→ **Problem requirements**
Lines containing the string "РЕЙТИНГ" are to be counted. Write only how many there are.

→ **Exercise input**

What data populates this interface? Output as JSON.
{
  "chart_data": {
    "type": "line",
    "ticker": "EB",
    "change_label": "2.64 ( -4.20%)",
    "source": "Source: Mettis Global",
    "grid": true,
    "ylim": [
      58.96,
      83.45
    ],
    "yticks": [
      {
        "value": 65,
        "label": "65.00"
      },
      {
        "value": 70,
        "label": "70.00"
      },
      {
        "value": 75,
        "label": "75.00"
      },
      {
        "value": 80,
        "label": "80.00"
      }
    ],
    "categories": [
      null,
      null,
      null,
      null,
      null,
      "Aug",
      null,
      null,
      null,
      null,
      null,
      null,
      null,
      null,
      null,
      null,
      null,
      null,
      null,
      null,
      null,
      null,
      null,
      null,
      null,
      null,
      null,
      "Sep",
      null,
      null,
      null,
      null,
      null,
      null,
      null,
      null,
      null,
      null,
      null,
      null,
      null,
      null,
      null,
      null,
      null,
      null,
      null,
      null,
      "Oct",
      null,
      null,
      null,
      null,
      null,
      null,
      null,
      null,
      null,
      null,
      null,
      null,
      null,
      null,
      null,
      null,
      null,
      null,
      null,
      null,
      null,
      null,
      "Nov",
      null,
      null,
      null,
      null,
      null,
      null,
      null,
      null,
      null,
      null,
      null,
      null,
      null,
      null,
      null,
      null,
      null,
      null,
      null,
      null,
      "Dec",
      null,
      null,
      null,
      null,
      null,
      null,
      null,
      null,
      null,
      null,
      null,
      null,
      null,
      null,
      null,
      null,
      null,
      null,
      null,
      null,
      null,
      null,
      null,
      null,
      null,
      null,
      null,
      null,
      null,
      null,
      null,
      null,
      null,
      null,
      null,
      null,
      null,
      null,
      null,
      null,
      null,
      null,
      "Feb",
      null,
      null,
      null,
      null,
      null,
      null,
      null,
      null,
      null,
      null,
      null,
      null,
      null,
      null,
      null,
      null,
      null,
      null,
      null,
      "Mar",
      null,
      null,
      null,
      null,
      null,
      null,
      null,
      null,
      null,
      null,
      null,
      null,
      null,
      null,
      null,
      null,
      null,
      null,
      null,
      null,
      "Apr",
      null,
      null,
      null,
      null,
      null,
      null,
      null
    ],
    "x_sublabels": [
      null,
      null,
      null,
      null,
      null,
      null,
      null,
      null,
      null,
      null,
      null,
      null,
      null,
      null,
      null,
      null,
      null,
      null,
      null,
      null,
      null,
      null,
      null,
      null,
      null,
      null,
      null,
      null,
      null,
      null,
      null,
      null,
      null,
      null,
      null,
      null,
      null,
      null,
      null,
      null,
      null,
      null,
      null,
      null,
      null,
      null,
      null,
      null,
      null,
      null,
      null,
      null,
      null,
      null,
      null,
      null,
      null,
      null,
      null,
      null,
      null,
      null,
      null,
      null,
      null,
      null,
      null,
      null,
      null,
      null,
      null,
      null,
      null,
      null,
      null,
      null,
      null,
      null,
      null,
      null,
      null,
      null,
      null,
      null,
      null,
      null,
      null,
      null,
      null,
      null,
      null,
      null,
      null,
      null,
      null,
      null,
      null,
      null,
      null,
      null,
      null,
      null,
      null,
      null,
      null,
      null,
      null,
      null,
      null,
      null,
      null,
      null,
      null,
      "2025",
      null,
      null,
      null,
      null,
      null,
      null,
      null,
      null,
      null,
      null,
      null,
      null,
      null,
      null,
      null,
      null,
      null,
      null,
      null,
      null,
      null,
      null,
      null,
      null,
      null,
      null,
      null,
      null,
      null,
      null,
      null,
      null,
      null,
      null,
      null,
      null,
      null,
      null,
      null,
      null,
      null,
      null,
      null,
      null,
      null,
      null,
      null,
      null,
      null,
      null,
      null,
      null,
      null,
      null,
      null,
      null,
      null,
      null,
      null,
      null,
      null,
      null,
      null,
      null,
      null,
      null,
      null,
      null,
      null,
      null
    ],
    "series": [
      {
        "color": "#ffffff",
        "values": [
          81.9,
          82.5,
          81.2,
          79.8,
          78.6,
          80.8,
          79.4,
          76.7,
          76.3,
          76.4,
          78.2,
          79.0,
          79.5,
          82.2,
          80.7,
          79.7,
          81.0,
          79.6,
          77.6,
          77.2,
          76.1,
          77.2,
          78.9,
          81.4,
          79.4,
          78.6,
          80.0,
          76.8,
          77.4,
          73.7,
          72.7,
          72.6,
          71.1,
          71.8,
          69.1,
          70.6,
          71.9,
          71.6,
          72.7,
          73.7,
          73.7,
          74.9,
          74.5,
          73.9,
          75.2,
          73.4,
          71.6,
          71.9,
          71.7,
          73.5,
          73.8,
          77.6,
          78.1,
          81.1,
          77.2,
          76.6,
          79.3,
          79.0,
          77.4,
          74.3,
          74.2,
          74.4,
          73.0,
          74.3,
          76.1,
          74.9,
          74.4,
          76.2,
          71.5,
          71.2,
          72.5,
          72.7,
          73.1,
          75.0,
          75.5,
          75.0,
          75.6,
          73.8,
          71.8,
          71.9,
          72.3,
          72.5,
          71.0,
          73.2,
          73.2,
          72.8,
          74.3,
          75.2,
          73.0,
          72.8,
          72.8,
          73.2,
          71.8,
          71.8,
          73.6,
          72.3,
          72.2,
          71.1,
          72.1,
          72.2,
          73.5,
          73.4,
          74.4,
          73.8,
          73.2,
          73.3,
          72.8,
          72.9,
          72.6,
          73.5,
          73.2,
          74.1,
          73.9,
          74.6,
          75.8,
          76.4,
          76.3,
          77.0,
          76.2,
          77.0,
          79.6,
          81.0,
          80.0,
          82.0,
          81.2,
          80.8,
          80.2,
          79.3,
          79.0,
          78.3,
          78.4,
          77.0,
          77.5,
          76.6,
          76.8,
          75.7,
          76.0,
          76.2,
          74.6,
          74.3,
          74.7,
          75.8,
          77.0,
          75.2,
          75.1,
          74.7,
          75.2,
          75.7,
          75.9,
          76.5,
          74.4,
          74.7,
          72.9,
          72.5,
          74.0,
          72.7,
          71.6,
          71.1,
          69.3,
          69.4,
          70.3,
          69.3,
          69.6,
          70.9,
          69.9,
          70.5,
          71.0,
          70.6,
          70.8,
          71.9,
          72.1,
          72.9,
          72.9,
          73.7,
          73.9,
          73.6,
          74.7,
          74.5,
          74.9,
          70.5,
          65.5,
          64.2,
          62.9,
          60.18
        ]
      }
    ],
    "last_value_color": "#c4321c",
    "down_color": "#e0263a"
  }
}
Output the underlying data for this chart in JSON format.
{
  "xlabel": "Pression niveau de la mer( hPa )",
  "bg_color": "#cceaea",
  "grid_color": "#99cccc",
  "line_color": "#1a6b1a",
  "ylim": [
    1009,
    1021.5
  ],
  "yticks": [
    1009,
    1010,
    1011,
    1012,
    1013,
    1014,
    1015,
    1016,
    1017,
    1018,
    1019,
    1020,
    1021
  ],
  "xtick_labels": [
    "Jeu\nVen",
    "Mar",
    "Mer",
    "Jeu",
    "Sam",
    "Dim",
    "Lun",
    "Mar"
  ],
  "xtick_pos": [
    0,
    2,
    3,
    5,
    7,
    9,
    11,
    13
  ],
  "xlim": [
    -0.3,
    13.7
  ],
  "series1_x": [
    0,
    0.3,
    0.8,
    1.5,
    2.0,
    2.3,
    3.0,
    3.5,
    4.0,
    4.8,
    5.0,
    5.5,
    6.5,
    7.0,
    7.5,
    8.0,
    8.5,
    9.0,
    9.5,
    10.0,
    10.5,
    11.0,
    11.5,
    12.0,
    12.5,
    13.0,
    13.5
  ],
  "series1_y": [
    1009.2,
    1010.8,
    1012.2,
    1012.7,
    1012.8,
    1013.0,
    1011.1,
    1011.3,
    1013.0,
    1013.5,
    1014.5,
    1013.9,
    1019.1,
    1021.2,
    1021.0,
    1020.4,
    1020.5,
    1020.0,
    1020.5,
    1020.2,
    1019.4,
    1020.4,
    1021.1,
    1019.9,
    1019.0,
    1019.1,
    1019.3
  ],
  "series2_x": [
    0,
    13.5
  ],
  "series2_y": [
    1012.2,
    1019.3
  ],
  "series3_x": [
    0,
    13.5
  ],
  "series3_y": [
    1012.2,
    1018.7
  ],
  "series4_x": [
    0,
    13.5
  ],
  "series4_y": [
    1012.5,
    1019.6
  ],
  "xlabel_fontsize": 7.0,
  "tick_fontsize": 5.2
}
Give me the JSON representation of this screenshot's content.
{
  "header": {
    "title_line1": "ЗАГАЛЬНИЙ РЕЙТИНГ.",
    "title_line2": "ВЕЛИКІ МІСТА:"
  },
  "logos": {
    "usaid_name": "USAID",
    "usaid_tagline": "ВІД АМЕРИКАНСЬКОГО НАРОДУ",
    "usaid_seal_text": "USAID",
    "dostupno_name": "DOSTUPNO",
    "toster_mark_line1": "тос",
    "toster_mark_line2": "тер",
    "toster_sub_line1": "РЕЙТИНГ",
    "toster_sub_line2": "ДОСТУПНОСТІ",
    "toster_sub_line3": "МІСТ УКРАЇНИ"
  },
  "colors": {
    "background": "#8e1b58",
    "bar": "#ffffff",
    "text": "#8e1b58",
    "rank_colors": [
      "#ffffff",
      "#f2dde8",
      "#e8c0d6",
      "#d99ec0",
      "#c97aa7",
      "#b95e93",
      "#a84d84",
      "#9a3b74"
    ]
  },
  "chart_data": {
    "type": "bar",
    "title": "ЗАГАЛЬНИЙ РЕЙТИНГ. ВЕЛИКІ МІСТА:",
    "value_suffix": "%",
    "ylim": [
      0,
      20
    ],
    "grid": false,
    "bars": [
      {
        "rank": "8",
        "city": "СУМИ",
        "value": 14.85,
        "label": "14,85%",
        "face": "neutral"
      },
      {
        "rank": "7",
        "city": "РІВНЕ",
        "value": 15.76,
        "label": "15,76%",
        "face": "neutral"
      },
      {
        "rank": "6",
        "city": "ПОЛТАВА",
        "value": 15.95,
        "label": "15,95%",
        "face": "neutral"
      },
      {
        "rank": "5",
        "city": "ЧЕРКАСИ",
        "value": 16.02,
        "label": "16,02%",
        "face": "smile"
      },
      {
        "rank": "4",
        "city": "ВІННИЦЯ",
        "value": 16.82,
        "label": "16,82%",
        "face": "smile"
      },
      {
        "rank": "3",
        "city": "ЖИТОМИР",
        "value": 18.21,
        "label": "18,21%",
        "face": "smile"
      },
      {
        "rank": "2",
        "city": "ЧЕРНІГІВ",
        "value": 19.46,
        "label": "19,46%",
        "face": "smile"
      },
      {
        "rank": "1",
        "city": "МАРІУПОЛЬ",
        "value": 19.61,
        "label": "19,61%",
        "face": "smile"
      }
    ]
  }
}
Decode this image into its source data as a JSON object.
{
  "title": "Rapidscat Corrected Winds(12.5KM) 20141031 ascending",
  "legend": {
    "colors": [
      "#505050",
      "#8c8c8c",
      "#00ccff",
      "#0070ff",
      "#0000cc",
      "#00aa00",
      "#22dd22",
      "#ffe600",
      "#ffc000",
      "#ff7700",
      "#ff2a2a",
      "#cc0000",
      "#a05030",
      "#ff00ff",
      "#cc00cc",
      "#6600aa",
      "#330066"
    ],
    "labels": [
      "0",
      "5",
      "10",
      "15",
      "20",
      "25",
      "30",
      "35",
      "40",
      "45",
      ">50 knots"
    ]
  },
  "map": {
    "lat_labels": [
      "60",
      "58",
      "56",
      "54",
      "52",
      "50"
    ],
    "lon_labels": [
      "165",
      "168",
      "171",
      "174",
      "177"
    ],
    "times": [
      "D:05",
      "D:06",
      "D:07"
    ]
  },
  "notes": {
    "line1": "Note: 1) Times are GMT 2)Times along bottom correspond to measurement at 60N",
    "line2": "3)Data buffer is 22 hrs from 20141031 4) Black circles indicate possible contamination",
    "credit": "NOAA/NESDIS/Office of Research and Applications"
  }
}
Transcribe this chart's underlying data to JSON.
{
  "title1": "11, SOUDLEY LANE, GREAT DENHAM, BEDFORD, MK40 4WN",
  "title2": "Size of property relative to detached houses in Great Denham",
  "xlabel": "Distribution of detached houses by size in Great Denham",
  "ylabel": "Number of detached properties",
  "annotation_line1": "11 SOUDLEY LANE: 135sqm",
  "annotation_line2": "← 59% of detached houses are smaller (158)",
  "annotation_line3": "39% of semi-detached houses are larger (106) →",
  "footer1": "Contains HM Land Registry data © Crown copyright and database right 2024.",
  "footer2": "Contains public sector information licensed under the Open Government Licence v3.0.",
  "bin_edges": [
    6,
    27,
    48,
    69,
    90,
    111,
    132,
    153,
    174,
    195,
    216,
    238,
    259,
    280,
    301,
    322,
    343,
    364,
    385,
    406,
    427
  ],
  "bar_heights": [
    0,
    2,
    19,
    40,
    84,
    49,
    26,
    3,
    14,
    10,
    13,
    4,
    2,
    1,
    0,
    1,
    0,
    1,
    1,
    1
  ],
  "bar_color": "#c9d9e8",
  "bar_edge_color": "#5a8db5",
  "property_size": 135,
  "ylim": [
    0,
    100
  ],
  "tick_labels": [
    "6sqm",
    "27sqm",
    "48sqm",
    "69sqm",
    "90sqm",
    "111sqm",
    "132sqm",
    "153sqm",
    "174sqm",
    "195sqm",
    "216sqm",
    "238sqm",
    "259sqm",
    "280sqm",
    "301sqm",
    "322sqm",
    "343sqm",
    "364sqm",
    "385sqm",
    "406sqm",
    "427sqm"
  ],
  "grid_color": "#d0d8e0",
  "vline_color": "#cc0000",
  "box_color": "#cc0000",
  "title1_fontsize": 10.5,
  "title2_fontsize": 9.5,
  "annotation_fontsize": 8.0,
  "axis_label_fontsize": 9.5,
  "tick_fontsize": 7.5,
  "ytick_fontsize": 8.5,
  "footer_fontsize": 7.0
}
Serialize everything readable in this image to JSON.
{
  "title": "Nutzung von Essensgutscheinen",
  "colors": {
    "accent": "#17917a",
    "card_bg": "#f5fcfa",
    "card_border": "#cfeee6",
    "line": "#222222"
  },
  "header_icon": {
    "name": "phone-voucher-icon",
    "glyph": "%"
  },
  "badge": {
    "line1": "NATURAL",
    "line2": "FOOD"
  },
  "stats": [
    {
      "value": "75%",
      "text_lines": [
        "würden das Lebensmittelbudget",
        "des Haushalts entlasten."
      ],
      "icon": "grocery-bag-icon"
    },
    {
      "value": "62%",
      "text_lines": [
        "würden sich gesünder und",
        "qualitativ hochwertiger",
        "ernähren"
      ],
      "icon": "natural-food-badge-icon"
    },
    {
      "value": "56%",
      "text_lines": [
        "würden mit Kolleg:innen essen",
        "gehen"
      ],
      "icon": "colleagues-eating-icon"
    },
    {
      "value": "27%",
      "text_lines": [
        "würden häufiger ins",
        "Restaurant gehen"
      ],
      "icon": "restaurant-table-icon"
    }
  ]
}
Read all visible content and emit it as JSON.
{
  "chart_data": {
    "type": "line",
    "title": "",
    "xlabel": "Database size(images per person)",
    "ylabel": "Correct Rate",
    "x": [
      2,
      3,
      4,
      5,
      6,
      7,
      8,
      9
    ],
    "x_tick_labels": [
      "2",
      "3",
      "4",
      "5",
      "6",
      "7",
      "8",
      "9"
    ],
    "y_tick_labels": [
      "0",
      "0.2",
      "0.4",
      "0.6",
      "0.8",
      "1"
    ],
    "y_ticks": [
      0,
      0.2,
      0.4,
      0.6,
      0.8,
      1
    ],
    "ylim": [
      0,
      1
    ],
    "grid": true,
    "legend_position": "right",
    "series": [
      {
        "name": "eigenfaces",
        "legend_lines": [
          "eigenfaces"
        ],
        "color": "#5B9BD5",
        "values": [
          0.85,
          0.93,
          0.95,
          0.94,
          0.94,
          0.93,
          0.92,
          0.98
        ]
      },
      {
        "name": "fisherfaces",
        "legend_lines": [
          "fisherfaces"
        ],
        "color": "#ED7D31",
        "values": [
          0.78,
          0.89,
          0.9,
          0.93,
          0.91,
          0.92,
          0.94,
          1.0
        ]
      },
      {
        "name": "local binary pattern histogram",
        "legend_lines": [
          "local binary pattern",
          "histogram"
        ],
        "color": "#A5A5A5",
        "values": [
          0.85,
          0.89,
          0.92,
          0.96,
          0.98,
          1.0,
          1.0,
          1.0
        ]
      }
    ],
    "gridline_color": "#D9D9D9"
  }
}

→ **Problem solution**
3